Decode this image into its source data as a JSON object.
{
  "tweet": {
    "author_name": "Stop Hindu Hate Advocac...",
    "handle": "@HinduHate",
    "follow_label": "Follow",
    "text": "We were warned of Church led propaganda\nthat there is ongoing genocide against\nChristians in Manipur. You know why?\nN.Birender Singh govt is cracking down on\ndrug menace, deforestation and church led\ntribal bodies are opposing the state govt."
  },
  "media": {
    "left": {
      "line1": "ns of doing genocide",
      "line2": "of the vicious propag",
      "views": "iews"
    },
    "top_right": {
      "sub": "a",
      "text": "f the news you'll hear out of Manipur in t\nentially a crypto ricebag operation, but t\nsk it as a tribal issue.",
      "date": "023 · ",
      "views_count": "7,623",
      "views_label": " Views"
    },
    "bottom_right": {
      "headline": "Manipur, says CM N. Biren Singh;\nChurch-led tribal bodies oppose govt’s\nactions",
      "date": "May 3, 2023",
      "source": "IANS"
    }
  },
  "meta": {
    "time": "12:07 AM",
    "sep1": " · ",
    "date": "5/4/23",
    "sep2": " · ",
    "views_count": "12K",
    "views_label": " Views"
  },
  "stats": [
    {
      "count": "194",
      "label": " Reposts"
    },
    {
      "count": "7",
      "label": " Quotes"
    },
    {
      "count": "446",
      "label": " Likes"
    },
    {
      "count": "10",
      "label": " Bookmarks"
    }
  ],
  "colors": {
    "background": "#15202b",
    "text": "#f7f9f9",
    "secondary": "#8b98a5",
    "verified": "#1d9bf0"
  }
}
━━━━━━
• WHAT YOU ARE ASKED TO DO:
Output the full listing exactly as it stands.

• SOLUTION TO THE EXERCISE:
Decode this image into its source data as a JSON object.
{
  "tweet": {
    "author_name": "Stop Hindu Hate Advocac...",
    "handle": "@HinduHate",
    "follow_label": "Follow",
    "text": "We were warned of Church led propaganda\nthat there is ongoing genocide against\nChristians in Manipur. You know why?\nN.Birender Singh govt is cracking down on\ndrug menace, deforestation and church led\ntribal bodies are opposing the state govt."
  },
  "media": {
    "left": {
      "line1": "ns of doing genocide",
      "line2": "of the vicious propag",
      "views": "iews"
    },
    "top_right": {
      "sub": "a",
      "text": "f the news you'll hear out of Manipur in t\nentially a crypto ricebag operation, but t\nsk it as a tribal issue.",
      "date": "023 · ",
      "views_count": "7,623",
      "views_label": " Views"
    },
    "bottom_right": {
      "headline": "Manipur, says CM N. Biren Singh;\nChurch-led tribal bodies oppose govt’s\nactions",
      "date": "May 3, 2023",
      "source": "IANS"
    }
  },
  "meta": {
    "time": "12:07 AM",
    "sep1": " · ",
    "date": "5/4/23",
    "sep2": " · ",
    "views_count": "12K",
    "views_label": " Views"
  },
  "stats": [
    {
      "count": "194",
      "label": " Reposts"
    },
    {
      "count": "7",
      "label": " Quotes"
    },
    {
      "count": "446",
      "label": " Likes"
    },
    {
      "count": "10",
      "label": " Bookmarks"
    }
  ],
  "colors": {
    "background": "#15202b",
    "text": "#f7f9f9",
    "secondary": "#8b98a5",
    "verified": "#1d9bf0"
  }
}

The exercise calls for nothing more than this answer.